(Figure contents as structured data)
▼

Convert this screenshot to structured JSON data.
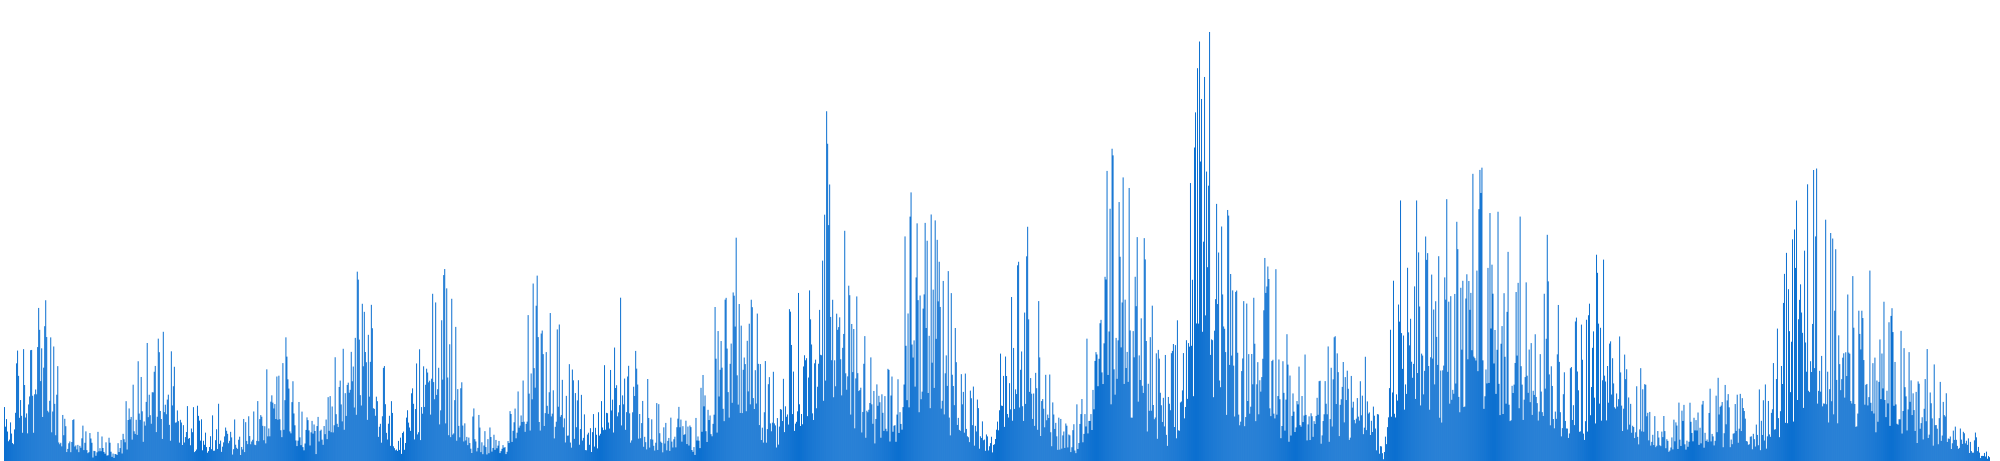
{
  "chart_data": {
    "type": "bar",
    "title": "",
    "xlabel": "",
    "ylabel": "",
    "grid": false,
    "legend": "none",
    "color": "#0b6fd0",
    "bar_count": 1976,
    "ylim": [
      0,
      100
    ],
    "envelope_points": [
      [
        0,
        12
      ],
      [
        10,
        20
      ],
      [
        25,
        33
      ],
      [
        38,
        40
      ],
      [
        50,
        23
      ],
      [
        62,
        10
      ],
      [
        75,
        8
      ],
      [
        88,
        5
      ],
      [
        100,
        8
      ],
      [
        110,
        4
      ],
      [
        122,
        14
      ],
      [
        135,
        24
      ],
      [
        147,
        38
      ],
      [
        160,
        28
      ],
      [
        172,
        20
      ],
      [
        185,
        14
      ],
      [
        197,
        10
      ],
      [
        210,
        12
      ],
      [
        222,
        10
      ],
      [
        235,
        8
      ],
      [
        248,
        10
      ],
      [
        260,
        18
      ],
      [
        272,
        32
      ],
      [
        285,
        20
      ],
      [
        297,
        10
      ],
      [
        310,
        8
      ],
      [
        322,
        14
      ],
      [
        335,
        30
      ],
      [
        347,
        44
      ],
      [
        360,
        36
      ],
      [
        372,
        28
      ],
      [
        385,
        12
      ],
      [
        397,
        6
      ],
      [
        410,
        20
      ],
      [
        422,
        50
      ],
      [
        435,
        42
      ],
      [
        447,
        30
      ],
      [
        460,
        12
      ],
      [
        472,
        10
      ],
      [
        485,
        8
      ],
      [
        497,
        8
      ],
      [
        510,
        12
      ],
      [
        522,
        34
      ],
      [
        535,
        42
      ],
      [
        547,
        32
      ],
      [
        560,
        20
      ],
      [
        572,
        16
      ],
      [
        585,
        10
      ],
      [
        597,
        20
      ],
      [
        610,
        38
      ],
      [
        622,
        26
      ],
      [
        635,
        18
      ],
      [
        647,
        14
      ],
      [
        660,
        10
      ],
      [
        672,
        12
      ],
      [
        685,
        6
      ],
      [
        697,
        20
      ],
      [
        710,
        36
      ],
      [
        722,
        60
      ],
      [
        735,
        44
      ],
      [
        747,
        36
      ],
      [
        760,
        18
      ],
      [
        772,
        20
      ],
      [
        785,
        40
      ],
      [
        797,
        30
      ],
      [
        810,
        56
      ],
      [
        822,
        78
      ],
      [
        835,
        60
      ],
      [
        847,
        34
      ],
      [
        860,
        24
      ],
      [
        872,
        20
      ],
      [
        885,
        18
      ],
      [
        897,
        56
      ],
      [
        910,
        70
      ],
      [
        922,
        60
      ],
      [
        935,
        44
      ],
      [
        947,
        30
      ],
      [
        960,
        16
      ],
      [
        972,
        14
      ],
      [
        985,
        12
      ],
      [
        997,
        42
      ],
      [
        1010,
        56
      ],
      [
        1022,
        46
      ],
      [
        1035,
        28
      ],
      [
        1047,
        10
      ],
      [
        1060,
        8
      ],
      [
        1072,
        14
      ],
      [
        1085,
        46
      ],
      [
        1097,
        64
      ],
      [
        1110,
        60
      ],
      [
        1122,
        52
      ],
      [
        1135,
        46
      ],
      [
        1147,
        24
      ],
      [
        1160,
        20
      ],
      [
        1172,
        36
      ],
      [
        1185,
        82
      ],
      [
        1197,
        100
      ],
      [
        1210,
        78
      ],
      [
        1222,
        48
      ],
      [
        1235,
        44
      ],
      [
        1247,
        40
      ],
      [
        1260,
        44
      ],
      [
        1272,
        30
      ],
      [
        1285,
        24
      ],
      [
        1297,
        24
      ],
      [
        1310,
        22
      ],
      [
        1322,
        26
      ],
      [
        1335,
        30
      ],
      [
        1347,
        22
      ],
      [
        1360,
        24
      ],
      [
        1372,
        2
      ],
      [
        1385,
        58
      ],
      [
        1397,
        66
      ],
      [
        1410,
        54
      ],
      [
        1422,
        46
      ],
      [
        1435,
        52
      ],
      [
        1447,
        48
      ],
      [
        1460,
        60
      ],
      [
        1472,
        62
      ],
      [
        1485,
        54
      ],
      [
        1497,
        50
      ],
      [
        1510,
        56
      ],
      [
        1522,
        56
      ],
      [
        1535,
        54
      ],
      [
        1547,
        30
      ],
      [
        1560,
        30
      ],
      [
        1572,
        30
      ],
      [
        1585,
        46
      ],
      [
        1597,
        34
      ],
      [
        1610,
        30
      ],
      [
        1622,
        24
      ],
      [
        1635,
        18
      ],
      [
        1647,
        14
      ],
      [
        1660,
        10
      ],
      [
        1672,
        16
      ],
      [
        1685,
        18
      ],
      [
        1697,
        18
      ],
      [
        1710,
        18
      ],
      [
        1722,
        14
      ],
      [
        1735,
        16
      ],
      [
        1747,
        14
      ],
      [
        1760,
        20
      ],
      [
        1772,
        44
      ],
      [
        1785,
        56
      ],
      [
        1797,
        70
      ],
      [
        1810,
        58
      ],
      [
        1822,
        48
      ],
      [
        1835,
        46
      ],
      [
        1847,
        42
      ],
      [
        1860,
        38
      ],
      [
        1872,
        34
      ],
      [
        1885,
        28
      ],
      [
        1897,
        26
      ],
      [
        1910,
        24
      ],
      [
        1922,
        20
      ],
      [
        1935,
        14
      ],
      [
        1947,
        10
      ],
      [
        1960,
        6
      ],
      [
        1968,
        3
      ],
      [
        1976,
        1
      ]
    ]
  }
}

▲

• EXERCISE OBJECTIVE: All of the material above is to be copied exactly, except for its images.

• RESULT:
Convert this screenshot to structured JSON data.
{
  "chart_data": {
    "type": "bar",
    "title": "",
    "xlabel": "",
    "ylabel": "",
    "grid": false,
    "legend": "none",
    "color": "#0b6fd0",
    "bar_count": 1976,
    "ylim": [
      0,
      100
    ],
    "envelope_points": [
      [
        0,
        12
      ],
      [
        10,
        20
      ],
      [
        25,
        33
      ],
      [
        38,
        40
      ],
      [
        50,
        23
      ],
      [
        62,
        10
      ],
      [
        75,
        8
      ],
      [
        88,
        5
      ],
      [
        100,
        8
      ],
      [
        110,
        4
      ],
      [
        122,
        14
      ],
      [
        135,
        24
      ],
      [
        147,
        38
      ],
      [
        160,
        28
      ],
      [
        172,
        20
      ],
      [
        185,
        14
      ],
      [
        197,
        10
      ],
      [
        210,
        12
      ],
      [
        222,
        10
      ],
      [
        235,
        8
      ],
      [
        248,
        10
      ],
      [
        260,
        18
      ],
      [
        272,
        32
      ],
      [
        285,
        20
      ],
      [
        297,
        10
      ],
      [
        310,
        8
      ],
      [
        322,
        14
      ],
      [
        335,
        30
      ],
      [
        347,
        44
      ],
      [
        360,
        36
      ],
      [
        372,
        28
      ],
      [
        385,
        12
      ],
      [
        397,
        6
      ],
      [
        410,
        20
      ],
      [
        422,
        50
      ],
      [
        435,
        42
      ],
      [
        447,
        30
      ],
      [
        460,
        12
      ],
      [
        472,
        10
      ],
      [
        485,
        8
      ],
      [
        497,
        8
      ],
      [
        510,
        12
      ],
      [
        522,
        34
      ],
      [
        535,
        42
      ],
      [
        547,
        32
      ],
      [
        560,
        20
      ],
      [
        572,
        16
      ],
      [
        585,
        10
      ],
      [
        597,
        20
      ],
      [
        610,
        38
      ],
      [
        622,
        26
      ],
      [
        635,
        18
      ],
      [
        647,
        14
      ],
      [
        660,
        10
      ],
      [
        672,
        12
      ],
      [
        685,
        6
      ],
      [
        697,
        20
      ],
      [
        710,
        36
      ],
      [
        722,
        60
      ],
      [
        735,
        44
      ],
      [
        747,
        36
      ],
      [
        760,
        18
      ],
      [
        772,
        20
      ],
      [
        785,
        40
      ],
      [
        797,
        30
      ],
      [
        810,
        56
      ],
      [
        822,
        78
      ],
      [
        835,
        60
      ],
      [
        847,
        34
      ],
      [
        860,
        24
      ],
      [
        872,
        20
      ],
      [
        885,
        18
      ],
      [
        897,
        56
      ],
      [
        910,
        70
      ],
      [
        922,
        60
      ],
      [
        935,
        44
      ],
      [
        947,
        30
      ],
      [
        960,
        16
      ],
      [
        972,
        14
      ],
      [
        985,
        12
      ],
      [
        997,
        42
      ],
      [
        1010,
        56
      ],
      [
        1022,
        46
      ],
      [
        1035,
        28
      ],
      [
        1047,
        10
      ],
      [
        1060,
        8
      ],
      [
        1072,
        14
      ],
      [
        1085,
        46
      ],
      [
        1097,
        64
      ],
      [
        1110,
        60
      ],
      [
        1122,
        52
      ],
      [
        1135,
        46
      ],
      [
        1147,
        24
      ],
      [
        1160,
        20
      ],
      [
        1172,
        36
      ],
      [
        1185,
        82
      ],
      [
        1197,
        100
      ],
      [
        1210,
        78
      ],
      [
        1222,
        48
      ],
      [
        1235,
        44
      ],
      [
        1247,
        40
      ],
      [
        1260,
        44
      ],
      [
        1272,
        30
      ],
      [
        1285,
        24
      ],
      [
        1297,
        24
      ],
      [
        1310,
        22
      ],
      [
        1322,
        26
      ],
      [
        1335,
        30
      ],
      [
        1347,
        22
      ],
      [
        1360,
        24
      ],
      [
        1372,
        2
      ],
      [
        1385,
        58
      ],
      [
        1397,
        66
      ],
      [
        1410,
        54
      ],
      [
        1422,
        46
      ],
      [
        1435,
        52
      ],
      [
        1447,
        48
      ],
      [
        1460,
        60
      ],
      [
        1472,
        62
      ],
      [
        1485,
        54
      ],
      [
        1497,
        50
      ],
      [
        1510,
        56
      ],
      [
        1522,
        56
      ],
      [
        1535,
        54
      ],
      [
        1547,
        30
      ],
      [
        1560,
        30
      ],
      [
        1572,
        30
      ],
      [
        1585,
        46
      ],
      [
        1597,
        34
      ],
      [
        1610,
        30
      ],
      [
        1622,
        24
      ],
      [
        1635,
        18
      ],
      [
        1647,
        14
      ],
      [
        1660,
        10
      ],
      [
        1672,
        16
      ],
      [
        1685,
        18
      ],
      [
        1697,
        18
      ],
      [
        1710,
        18
      ],
      [
        1722,
        14
      ],
      [
        1735,
        16
      ],
      [
        1747,
        14
      ],
      [
        1760,
        20
      ],
      [
        1772,
        44
      ],
      [
        1785,
        56
      ],
      [
        1797,
        70
      ],
      [
        1810,
        58
      ],
      [
        1822,
        48
      ],
      [
        1835,
        46
      ],
      [
        1847,
        42
      ],
      [
        1860,
        38
      ],
      [
        1872,
        34
      ],
      [
        1885,
        28
      ],
      [
        1897,
        26
      ],
      [
        1910,
        24
      ],
      [
        1922,
        20
      ],
      [
        1935,
        14
      ],
      [
        1947,
        10
      ],
      [
        1960,
        6
      ],
      [
        1968,
        3
      ],
      [
        1976,
        1
      ]
    ]
  }
}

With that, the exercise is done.